READING PASSAGE »
____

Some years ago, I spent time with a guy who I typically greeted in the most ordinary way: "How are you?" I'd ask.
"I'm WON-DER-FUL," he'd respond, rapturously, and every time I asked. Talk about a conversation stopper. What do you say back to that?
Suffice to say this wasn't a guy with whom I was eager to share a long meal. Here's the paradox: "Happy" people are some of the dullest people I know. And yet happiness is the state to which so many of us doggedly aspire.
When I looked up "happiness" on Amazon this morning there were 18,751 books with that word in the title. Here are a few from the past several years: Happy, Happier, The Happiness Project, The Happiness Advantage, The Happiness Hypothesis, The Happiness Makeover, The How of Happiness, Stumbling on Happiness, Delivering Happiness, Exploring Happiness, Raising Happiness, Authentic Happiness, Zen and the Art of Happiness, and the tenth anniversary edition of The Art of Happiness, by his Holiness, the Dalai Lama.
I'm loath to rain on this parade, but dare I suggest that happiness isn't all it's cracked up to be? I'm talking about happiness the way I think it's most typically understood: feeling good.
I'm thinking about a CEO with whom I once worked at a large, prominent company. This man seemed happy all the time -- relentlessly, oppressively, suffocatingly, and ultimately, I came to believe, blindly happy. He used happiness (and certainty) both as a defense against the far more complex and nuanced reality of the world around him (and inside him), and as a weapon to bludgeon others into following his preferences.

____

PROVIDED MATERIAL »
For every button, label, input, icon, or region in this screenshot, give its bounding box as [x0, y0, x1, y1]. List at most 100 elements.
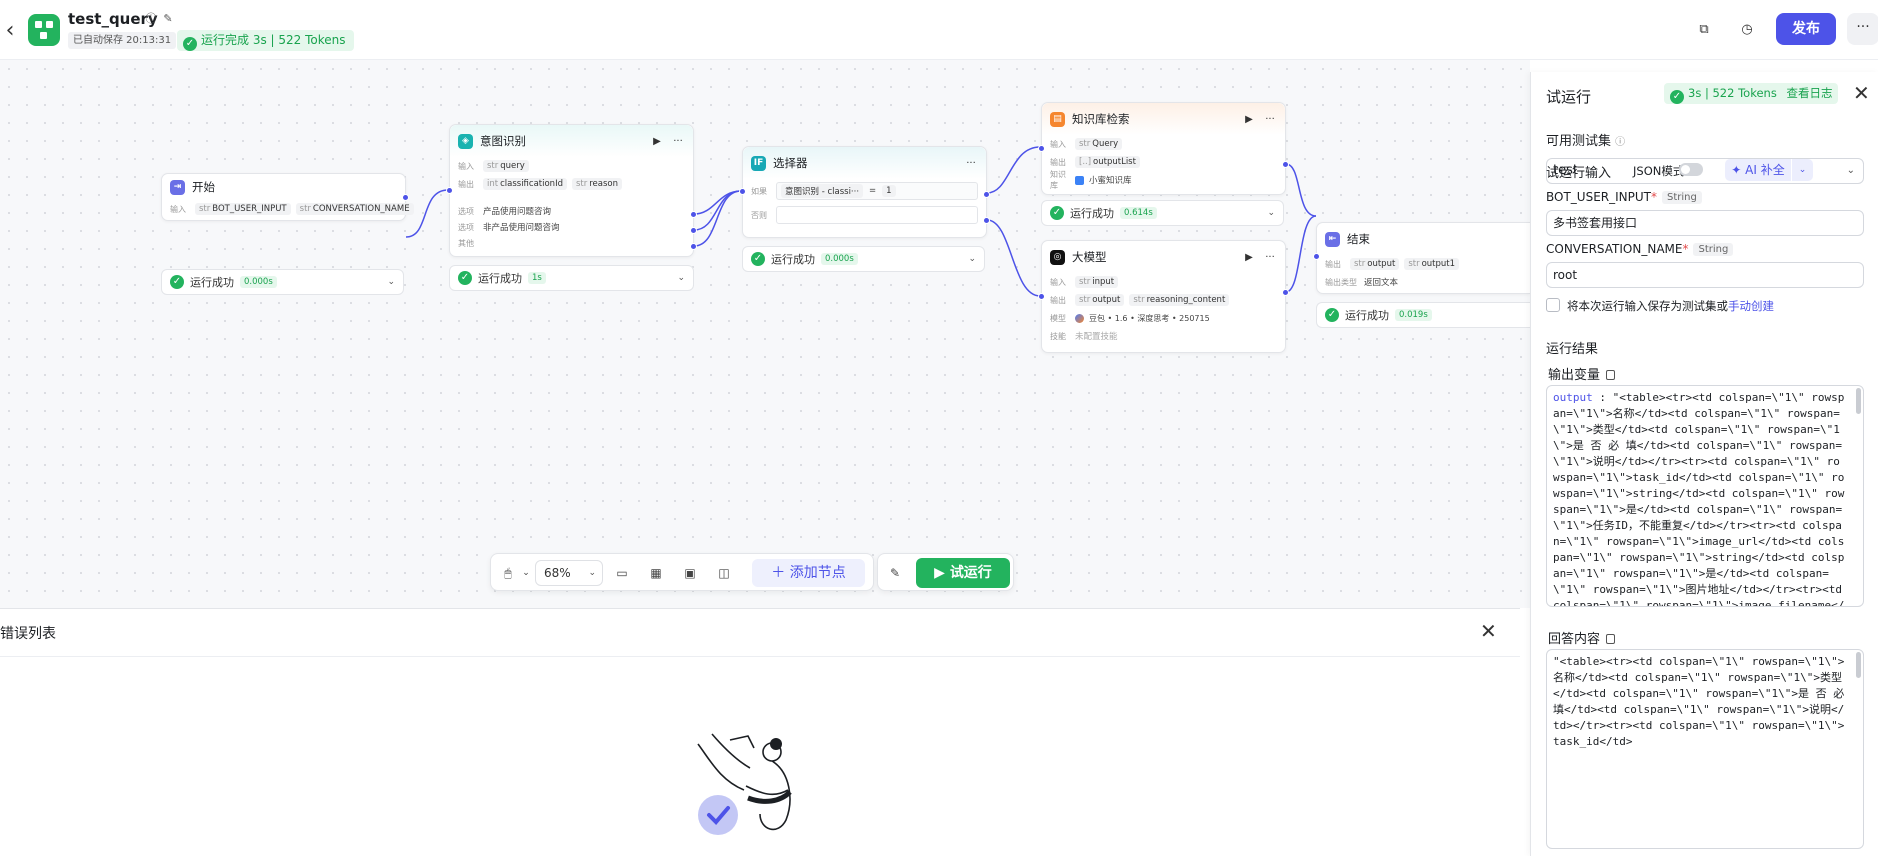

____

STATED PROBLEM » From the happiness essay above, print the part starting with "I'm thinking about" and going on through "following his preferences.", word for word.

OUTPUT FOR THIS EXERCISE »
I'm thinking about a CEO with whom I once worked at a large, prominent company. This man seemed happy all the time -- relentlessly, oppressively, suffocatingly, and ultimately, I came to believe, blindly happy. He used happiness (and certainty) both as a defense against the far more complex and nuanced reality of the world around him (and inside him), and as a weapon to bludgeon others into following his preferences.